抜粋文:
これらのボックスにはラベルがないので、Autify OCRとGoogle OCRの出力を比較し、出力が類似していれば、正しいものと見なします。
両方のエンジンが間違っている可能性もわずかにありますが、それは無視できるレベルです。
比較結果
当初私たちは、「3つのOCRエンジンからの結果が全て一致したらそれを正解と見なす」ことを考えていましたが、サンプルの約29%がこれに該当していました。
しかし、結果を見直したところ、Easy OCRが多くの誤りを犯していることに気づきました。
残りのサンプルについて、Easy OCRはAutify OCRと約3%、Google OCRと5%で一致していましたが、Google OCRとAutify OCRはサンプルの約45%で一致していました。
したがって、正解の推定データからEasy OCRの一致を取り除き、Google OCRとAutify OCRのみに依拠することとしました。
このとき、2つのエンジンの両方でサンプルの約70%が完全に一致しました。
次に、残りの30%からランダムに約150のサンプルを取り、社内でアノテーションを行ないました。
そのサンプルにおいて、Autify OCRは70%の確率で正確であるのに対して、Google OCRは30%でした。
これにより、Autify OCRの最終的な精度推定は約91%、Google OCRは約79%の精度であるという結果となりました。
結果に対する分析 ✨
私たちはこの結果を分析し、この数字の背後にあるいくつかの理由を調査し、論理付けしました。
Autify OCRの強みの一つは、日本語と英語の混在したコンテンツの処理であることがわかりました。
Google OCR は英語だけのケースや日本語だけのケースをうまく処理しており、Autify OCR よりも優れている場合もありました。
Autify OCR が非常に優れたパフォーマンスを示したもう一つの理由は、データドメインがスクリーンショットとレンダリングされたテキストのみに限定されていることです。
合成データセットでモデルをトレーニングする際に、非常に強力な拡張スキームを使用しました。
Google OCRとEasy OCRがうまく動作しない理由の1つは、テキストボックスのクロップが原因である可能性があります。

取り組む課題:
OCRエンジンの精度比較を述べた抜粋文を、最後の文に続けて書き進めてください。

データ抜粋:

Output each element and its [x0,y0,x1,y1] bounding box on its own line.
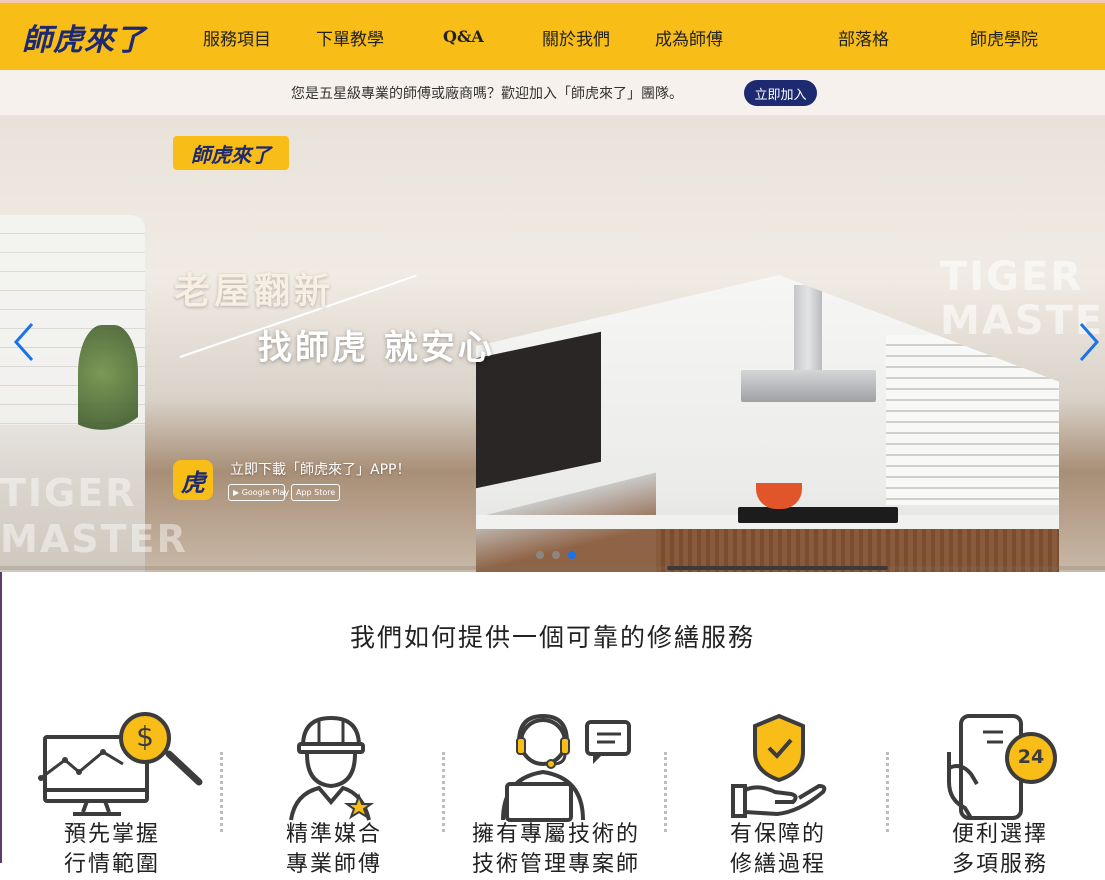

課題の出力:
私たちはそれぞれのエンジンに、独自の検出器を使用する代わりに、事前に注釈を付けたクロッピングを与えました。
Easy OCRに特化したもう1つの理由は、彼らの事前学習されたモデルは実世界のテキストに最適化されており、学習データにレンダリングされたテキストがないことや、データドメインの広さが、特定のドメインで精度が低い原因である可能性があることです。
比較の実例
Autify OCRとGoogle OCRはこのテキストを正しく予測しましたが、Easy OCRは「円」の記号を正しく認識しませんでした。
Easy OCRでは’of’が’ot’に分類されます。おそらく、非常にタイトなトリミングのためでしょう。
この例では、Easy OCRはバージョン番号のドット「.」を見逃しています。
ここではGoogle OCRも誤った判断をしています。そして Easy OCR は数字を正しく認識しませんでした。
Autify OCRのミスは「.」「:」と混同したことです。これはデータ生成に起因する系統的なエラーで、私たちは最近この事象を特定し、修正に取り組んでいます。
ここではGoogle OCRは最後の’s’を大文字にしています。
‘en’と’ja’しか言語を扱えなかったので、Easy OCRはテキストを日本語の文字に照らし合わせようとしました。
まとめ
MLUIの初期バージョンでは、しばらくEasy OCRを使用していました。
しかし、エラーの多さを考慮し、別のソリューションに移行することにしました。
Google OCRも検討しましたが、ミスが発生したときに改善できないという欠点がありました。
そこで私たちは、膨大な合成データセットと、速度と精度のトレードオフのために最適化されたアーキテクチャで訓練されたエンコーダ・デコーダ変換器である、非常に最適化された社内ソリューションを構築することにしました。